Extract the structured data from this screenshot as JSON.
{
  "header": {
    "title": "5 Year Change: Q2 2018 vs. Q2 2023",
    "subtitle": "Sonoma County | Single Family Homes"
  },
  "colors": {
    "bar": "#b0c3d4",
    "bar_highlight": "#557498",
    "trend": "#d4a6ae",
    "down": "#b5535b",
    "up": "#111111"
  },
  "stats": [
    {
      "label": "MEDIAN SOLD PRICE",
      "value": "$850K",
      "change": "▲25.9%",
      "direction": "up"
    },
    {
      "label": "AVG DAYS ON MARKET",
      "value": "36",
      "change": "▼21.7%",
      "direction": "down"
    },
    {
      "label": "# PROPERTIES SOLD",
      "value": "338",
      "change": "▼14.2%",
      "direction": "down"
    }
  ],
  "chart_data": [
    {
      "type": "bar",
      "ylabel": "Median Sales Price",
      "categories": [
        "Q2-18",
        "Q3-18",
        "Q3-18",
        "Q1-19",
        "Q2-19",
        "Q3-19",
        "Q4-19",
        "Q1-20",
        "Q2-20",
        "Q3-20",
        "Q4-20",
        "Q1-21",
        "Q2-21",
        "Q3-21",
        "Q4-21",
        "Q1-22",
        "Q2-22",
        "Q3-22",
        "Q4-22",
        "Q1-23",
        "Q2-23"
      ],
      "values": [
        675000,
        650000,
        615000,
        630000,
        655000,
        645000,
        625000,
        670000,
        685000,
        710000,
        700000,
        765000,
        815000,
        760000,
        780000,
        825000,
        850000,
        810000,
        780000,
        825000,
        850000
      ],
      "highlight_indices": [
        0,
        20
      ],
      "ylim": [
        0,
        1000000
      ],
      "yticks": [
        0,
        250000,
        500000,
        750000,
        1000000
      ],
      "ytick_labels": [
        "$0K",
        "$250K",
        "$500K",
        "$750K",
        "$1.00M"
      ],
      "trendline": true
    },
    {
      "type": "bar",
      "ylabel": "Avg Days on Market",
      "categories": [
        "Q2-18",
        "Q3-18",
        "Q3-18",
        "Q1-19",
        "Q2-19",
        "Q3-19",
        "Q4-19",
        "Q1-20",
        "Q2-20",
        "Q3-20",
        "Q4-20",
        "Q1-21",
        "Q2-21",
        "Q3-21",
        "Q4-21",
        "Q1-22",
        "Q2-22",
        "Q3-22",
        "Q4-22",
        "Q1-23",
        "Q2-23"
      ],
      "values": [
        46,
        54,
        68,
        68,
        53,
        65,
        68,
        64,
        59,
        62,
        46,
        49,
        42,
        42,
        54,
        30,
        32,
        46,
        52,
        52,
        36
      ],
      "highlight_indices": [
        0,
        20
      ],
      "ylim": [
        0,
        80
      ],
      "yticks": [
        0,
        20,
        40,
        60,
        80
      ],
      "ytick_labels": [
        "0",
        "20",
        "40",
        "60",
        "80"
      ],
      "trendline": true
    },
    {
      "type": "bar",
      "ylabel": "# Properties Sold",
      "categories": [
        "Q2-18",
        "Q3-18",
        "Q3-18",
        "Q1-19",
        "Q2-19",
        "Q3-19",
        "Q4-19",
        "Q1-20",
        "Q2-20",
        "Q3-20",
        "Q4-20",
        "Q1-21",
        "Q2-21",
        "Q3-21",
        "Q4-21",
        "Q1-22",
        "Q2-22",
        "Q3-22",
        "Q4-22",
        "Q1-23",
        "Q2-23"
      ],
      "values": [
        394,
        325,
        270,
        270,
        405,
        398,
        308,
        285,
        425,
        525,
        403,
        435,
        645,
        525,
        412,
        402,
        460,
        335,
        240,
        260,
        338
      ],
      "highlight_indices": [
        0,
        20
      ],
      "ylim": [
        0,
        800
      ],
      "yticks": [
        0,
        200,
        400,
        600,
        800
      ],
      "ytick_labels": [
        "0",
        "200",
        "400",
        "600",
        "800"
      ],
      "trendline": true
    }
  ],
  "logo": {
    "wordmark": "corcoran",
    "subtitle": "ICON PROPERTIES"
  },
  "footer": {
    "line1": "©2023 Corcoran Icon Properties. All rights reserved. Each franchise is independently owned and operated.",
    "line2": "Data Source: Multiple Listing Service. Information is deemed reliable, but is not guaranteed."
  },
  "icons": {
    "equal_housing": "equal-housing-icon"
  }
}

================

> What you should do: Reproduce each line of the material containing the word "ylabel".

> Task answer:
      "ylabel": "Median Sales Price",
      "ylabel": "Avg Days on Market",
      "ylabel": "# Properties Sold",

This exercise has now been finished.